• **PROBLEM**
Reproduce each of the entries below line for line, without any alteration.

• **DATASET**
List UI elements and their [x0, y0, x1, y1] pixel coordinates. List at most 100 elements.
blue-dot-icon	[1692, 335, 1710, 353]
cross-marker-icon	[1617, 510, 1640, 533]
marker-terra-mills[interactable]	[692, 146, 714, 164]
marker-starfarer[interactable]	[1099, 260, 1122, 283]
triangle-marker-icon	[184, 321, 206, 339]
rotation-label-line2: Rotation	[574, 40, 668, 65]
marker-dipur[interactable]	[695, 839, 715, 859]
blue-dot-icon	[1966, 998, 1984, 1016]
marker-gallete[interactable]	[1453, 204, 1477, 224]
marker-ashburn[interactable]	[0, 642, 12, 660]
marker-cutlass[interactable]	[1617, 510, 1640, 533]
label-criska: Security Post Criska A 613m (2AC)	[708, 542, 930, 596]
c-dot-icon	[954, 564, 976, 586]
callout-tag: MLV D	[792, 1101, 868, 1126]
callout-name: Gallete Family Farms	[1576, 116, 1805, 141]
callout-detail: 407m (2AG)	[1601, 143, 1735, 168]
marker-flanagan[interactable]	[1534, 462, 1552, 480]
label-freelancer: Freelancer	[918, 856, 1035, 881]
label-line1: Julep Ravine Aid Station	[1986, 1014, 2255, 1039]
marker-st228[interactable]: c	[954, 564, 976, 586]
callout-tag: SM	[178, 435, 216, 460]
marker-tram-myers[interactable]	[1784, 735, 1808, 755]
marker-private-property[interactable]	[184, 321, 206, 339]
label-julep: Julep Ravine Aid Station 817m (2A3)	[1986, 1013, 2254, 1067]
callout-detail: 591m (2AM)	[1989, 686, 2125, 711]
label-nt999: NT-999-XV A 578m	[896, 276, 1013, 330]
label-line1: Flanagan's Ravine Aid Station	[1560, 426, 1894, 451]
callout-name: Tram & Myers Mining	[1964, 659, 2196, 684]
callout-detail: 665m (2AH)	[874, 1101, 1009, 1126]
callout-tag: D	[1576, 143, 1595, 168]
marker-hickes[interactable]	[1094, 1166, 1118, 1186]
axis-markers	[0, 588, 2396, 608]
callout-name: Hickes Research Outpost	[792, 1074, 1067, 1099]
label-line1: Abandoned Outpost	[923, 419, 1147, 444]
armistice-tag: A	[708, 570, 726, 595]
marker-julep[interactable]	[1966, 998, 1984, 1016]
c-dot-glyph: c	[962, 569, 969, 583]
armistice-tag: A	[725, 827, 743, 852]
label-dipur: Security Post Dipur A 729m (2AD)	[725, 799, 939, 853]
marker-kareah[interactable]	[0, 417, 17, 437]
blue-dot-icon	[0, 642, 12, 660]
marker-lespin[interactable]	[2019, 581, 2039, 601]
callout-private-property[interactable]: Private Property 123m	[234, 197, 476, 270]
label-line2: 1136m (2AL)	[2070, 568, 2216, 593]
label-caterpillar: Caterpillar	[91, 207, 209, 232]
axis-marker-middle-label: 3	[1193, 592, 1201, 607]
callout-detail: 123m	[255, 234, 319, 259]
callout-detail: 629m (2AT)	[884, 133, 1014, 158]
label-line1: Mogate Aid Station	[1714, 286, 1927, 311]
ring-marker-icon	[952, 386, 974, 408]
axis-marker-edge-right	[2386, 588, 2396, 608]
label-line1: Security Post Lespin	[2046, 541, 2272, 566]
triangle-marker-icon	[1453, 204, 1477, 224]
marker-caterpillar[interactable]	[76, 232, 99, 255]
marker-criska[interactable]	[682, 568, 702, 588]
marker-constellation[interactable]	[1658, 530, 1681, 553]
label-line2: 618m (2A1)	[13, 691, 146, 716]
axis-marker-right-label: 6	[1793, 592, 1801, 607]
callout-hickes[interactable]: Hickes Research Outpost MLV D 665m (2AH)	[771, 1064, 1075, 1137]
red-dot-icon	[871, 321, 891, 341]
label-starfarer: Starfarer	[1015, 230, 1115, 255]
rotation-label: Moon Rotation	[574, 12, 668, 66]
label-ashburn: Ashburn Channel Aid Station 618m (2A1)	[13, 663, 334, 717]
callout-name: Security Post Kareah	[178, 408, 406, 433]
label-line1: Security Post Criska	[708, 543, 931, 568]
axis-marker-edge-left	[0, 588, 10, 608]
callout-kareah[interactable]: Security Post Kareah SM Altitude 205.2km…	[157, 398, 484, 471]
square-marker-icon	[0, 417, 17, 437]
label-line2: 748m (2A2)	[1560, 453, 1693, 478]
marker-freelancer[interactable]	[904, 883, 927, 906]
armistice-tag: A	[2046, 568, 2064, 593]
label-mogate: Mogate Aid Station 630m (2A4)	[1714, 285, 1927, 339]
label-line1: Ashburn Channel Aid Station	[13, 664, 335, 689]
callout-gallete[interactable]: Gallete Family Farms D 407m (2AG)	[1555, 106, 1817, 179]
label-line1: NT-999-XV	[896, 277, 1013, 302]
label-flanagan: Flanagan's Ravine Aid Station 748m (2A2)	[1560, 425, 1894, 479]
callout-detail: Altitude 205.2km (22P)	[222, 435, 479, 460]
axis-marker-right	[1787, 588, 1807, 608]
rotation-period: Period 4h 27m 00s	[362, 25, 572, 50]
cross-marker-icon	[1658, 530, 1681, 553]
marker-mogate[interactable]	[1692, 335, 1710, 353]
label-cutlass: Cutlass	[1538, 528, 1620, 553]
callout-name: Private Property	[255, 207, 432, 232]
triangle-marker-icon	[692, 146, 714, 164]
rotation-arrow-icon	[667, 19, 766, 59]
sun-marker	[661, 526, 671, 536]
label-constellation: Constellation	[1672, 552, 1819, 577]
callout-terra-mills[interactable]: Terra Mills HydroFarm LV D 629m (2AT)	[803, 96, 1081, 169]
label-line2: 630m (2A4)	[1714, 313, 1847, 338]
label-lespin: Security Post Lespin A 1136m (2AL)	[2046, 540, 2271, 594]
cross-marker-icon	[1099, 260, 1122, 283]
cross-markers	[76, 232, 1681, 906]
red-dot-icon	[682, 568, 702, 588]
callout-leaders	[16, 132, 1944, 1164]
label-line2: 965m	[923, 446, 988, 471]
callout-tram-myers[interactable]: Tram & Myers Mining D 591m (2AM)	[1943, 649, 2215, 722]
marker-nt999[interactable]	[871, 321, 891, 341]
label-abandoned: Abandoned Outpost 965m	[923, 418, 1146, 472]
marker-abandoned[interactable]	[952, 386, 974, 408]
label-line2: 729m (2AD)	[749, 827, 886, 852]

• **RESPONSE**
List UI elements and their [x0, y0, x1, y1] pixel coordinates. List at most 100 elements.
blue-dot-icon	[1692, 335, 1710, 353]
cross-marker-icon	[1617, 510, 1640, 533]
marker-terra-mills[interactable]	[692, 146, 714, 164]
marker-starfarer[interactable]	[1099, 260, 1122, 283]
triangle-marker-icon	[184, 321, 206, 339]
rotation-label-line2: Rotation	[574, 40, 668, 65]
marker-dipur[interactable]	[695, 839, 715, 859]
blue-dot-icon	[1966, 998, 1984, 1016]
marker-gallete[interactable]	[1453, 204, 1477, 224]
marker-ashburn[interactable]	[0, 642, 12, 660]
marker-cutlass[interactable]	[1617, 510, 1640, 533]
label-criska: Security Post Criska A 613m (2AC)	[708, 542, 930, 596]
c-dot-icon	[954, 564, 976, 586]
callout-tag: MLV D	[792, 1101, 868, 1126]
callout-name: Gallete Family Farms	[1576, 116, 1805, 141]
callout-detail: 407m (2AG)	[1601, 143, 1735, 168]
marker-flanagan[interactable]	[1534, 462, 1552, 480]
label-freelancer: Freelancer	[918, 856, 1035, 881]
label-line1: Julep Ravine Aid Station	[1986, 1014, 2255, 1039]
marker-st228[interactable]: c	[954, 564, 976, 586]
callout-tag: SM	[178, 435, 216, 460]
marker-tram-myers[interactable]	[1784, 735, 1808, 755]
marker-private-property[interactable]	[184, 321, 206, 339]
label-julep: Julep Ravine Aid Station 817m (2A3)	[1986, 1013, 2254, 1067]
callout-detail: 591m (2AM)	[1989, 686, 2125, 711]
label-nt999: NT-999-XV A 578m	[896, 276, 1013, 330]
label-line1: Flanagan's Ravine Aid Station	[1560, 426, 1894, 451]
callout-name: Tram & Myers Mining	[1964, 659, 2196, 684]
callout-detail: 665m (2AH)	[874, 1101, 1009, 1126]
callout-tag: D	[1576, 143, 1595, 168]
marker-hickes[interactable]	[1094, 1166, 1118, 1186]
axis-markers	[0, 588, 2396, 608]
callout-name: Hickes Research Outpost	[792, 1074, 1067, 1099]
label-line1: Abandoned Outpost	[923, 419, 1147, 444]
armistice-tag: A	[708, 570, 726, 595]
marker-julep[interactable]	[1966, 998, 1984, 1016]
c-dot-glyph: c	[962, 569, 969, 583]
armistice-tag: A	[725, 827, 743, 852]
label-dipur: Security Post Dipur A 729m (2AD)	[725, 799, 939, 853]
marker-kareah[interactable]	[0, 417, 17, 437]
blue-dot-icon	[0, 642, 12, 660]
marker-lespin[interactable]	[2019, 581, 2039, 601]
callout-private-property[interactable]: Private Property 123m	[234, 197, 476, 270]
label-line2: 1136m (2AL)	[2070, 568, 2216, 593]
label-caterpillar: Caterpillar	[91, 207, 209, 232]
axis-marker-middle-label: 3	[1193, 592, 1201, 607]
callout-detail: 123m	[255, 234, 319, 259]
callout-detail: 629m (2AT)	[884, 133, 1014, 158]
label-line1: Mogate Aid Station	[1714, 286, 1927, 311]
ring-marker-icon	[952, 386, 974, 408]
axis-marker-edge-right	[2386, 588, 2396, 608]
label-line1: Security Post Lespin	[2046, 541, 2272, 566]
triangle-marker-icon	[1453, 204, 1477, 224]
marker-caterpillar[interactable]	[76, 232, 99, 255]
marker-criska[interactable]	[682, 568, 702, 588]
marker-constellation[interactable]	[1658, 530, 1681, 553]
label-line2: 618m (2A1)	[13, 691, 146, 716]
axis-marker-right-label: 6	[1793, 592, 1801, 607]
callout-hickes[interactable]: Hickes Research Outpost MLV D 665m (2AH)	[771, 1064, 1075, 1137]
red-dot-icon	[871, 321, 891, 341]
label-starfarer: Starfarer	[1015, 230, 1115, 255]
rotation-label: Moon Rotation	[574, 12, 668, 66]
label-ashburn: Ashburn Channel Aid Station 618m (2A1)	[13, 663, 334, 717]
callout-name: Security Post Kareah	[178, 408, 406, 433]
label-line1: Security Post Criska	[708, 543, 931, 568]
axis-marker-edge-left	[0, 588, 10, 608]
callout-kareah[interactable]: Security Post Kareah SM Altitude 205.2km…	[157, 398, 484, 471]
square-marker-icon	[0, 417, 17, 437]
label-line2: 748m (2A2)	[1560, 453, 1693, 478]
marker-freelancer[interactable]	[904, 883, 927, 906]
armistice-tag: A	[2046, 568, 2064, 593]
label-mogate: Mogate Aid Station 630m (2A4)	[1714, 285, 1927, 339]
label-line1: Ashburn Channel Aid Station	[13, 664, 335, 689]
callout-gallete[interactable]: Gallete Family Farms D 407m (2AG)	[1555, 106, 1817, 179]
label-line1: NT-999-XV	[896, 277, 1013, 302]
label-flanagan: Flanagan's Ravine Aid Station 748m (2A2)	[1560, 425, 1894, 479]
callout-detail: Altitude 205.2km (22P)	[222, 435, 479, 460]
axis-marker-right	[1787, 588, 1807, 608]
rotation-period: Period 4h 27m 00s	[362, 25, 572, 50]
cross-marker-icon	[1658, 530, 1681, 553]
marker-mogate[interactable]	[1692, 335, 1710, 353]
label-cutlass: Cutlass	[1538, 528, 1620, 553]
callout-name: Private Property	[255, 207, 432, 232]
triangle-marker-icon	[692, 146, 714, 164]
rotation-arrow-icon	[667, 19, 766, 59]
sun-marker	[661, 526, 671, 536]
label-constellation: Constellation	[1672, 552, 1819, 577]
callout-terra-mills[interactable]: Terra Mills HydroFarm LV D 629m (2AT)	[803, 96, 1081, 169]
label-line2: 630m (2A4)	[1714, 313, 1847, 338]
label-lespin: Security Post Lespin A 1136m (2AL)	[2046, 540, 2271, 594]
cross-marker-icon	[1099, 260, 1122, 283]
cross-markers	[76, 232, 1681, 906]
red-dot-icon	[682, 568, 702, 588]
callout-leaders	[16, 132, 1944, 1164]
label-line2: 965m	[923, 446, 988, 471]
callout-tram-myers[interactable]: Tram & Myers Mining D 591m (2AM)	[1943, 649, 2215, 722]
marker-nt999[interactable]	[871, 321, 891, 341]
label-abandoned: Abandoned Outpost 965m	[923, 418, 1146, 472]
marker-abandoned[interactable]	[952, 386, 974, 408]
label-line2: 729m (2AD)	[749, 827, 886, 852]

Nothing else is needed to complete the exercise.